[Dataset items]
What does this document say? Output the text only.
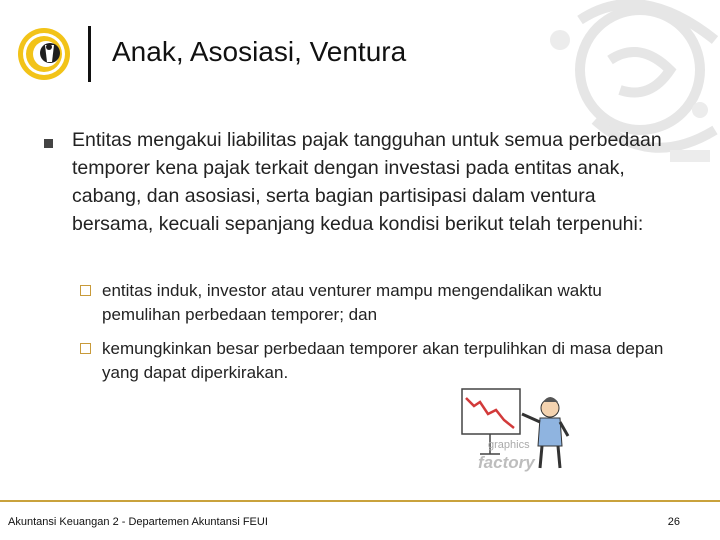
Anak, Asosiasi, Ventura
Entitas mengakui liabilitas pajak tangguhan untuk semua perbedaan temporer kena pajak terkait dengan investasi pada entitas anak, cabang, dan asosiasi, serta bagian partisipasi dalam ventura bersama, kecuali sepanjang kedua kondisi berikut telah terpenuhi:
entitas induk, investor atau venturer mampu mengendalikan waktu pemulihan perbedaan temporer; dan
kemungkinkan besar perbedaan temporer akan terpulihkan di masa depan yang dapat diperkirakan.
graphics
factory
Akuntansi Keuangan 2 - Departemen Akuntansi FEUI	26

_What to work on_
Without the pictures, restate all the entries above exactly.

_Result of this exercise_
What does this document say? Output the text only.
Anak, Asosiasi, Ventura
Entitas mengakui liabilitas pajak tangguhan untuk semua perbedaan temporer kena pajak terkait dengan investasi pada entitas anak, cabang, dan asosiasi, serta bagian partisipasi dalam ventura bersama, kecuali sepanjang kedua kondisi berikut telah terpenuhi:
entitas induk, investor atau venturer mampu mengendalikan waktu pemulihan perbedaan temporer; dan
kemungkinkan besar perbedaan temporer akan terpulihkan di masa depan yang dapat diperkirakan.
graphics
factory
Akuntansi Keuangan 2 - Departemen Akuntansi FEUI	26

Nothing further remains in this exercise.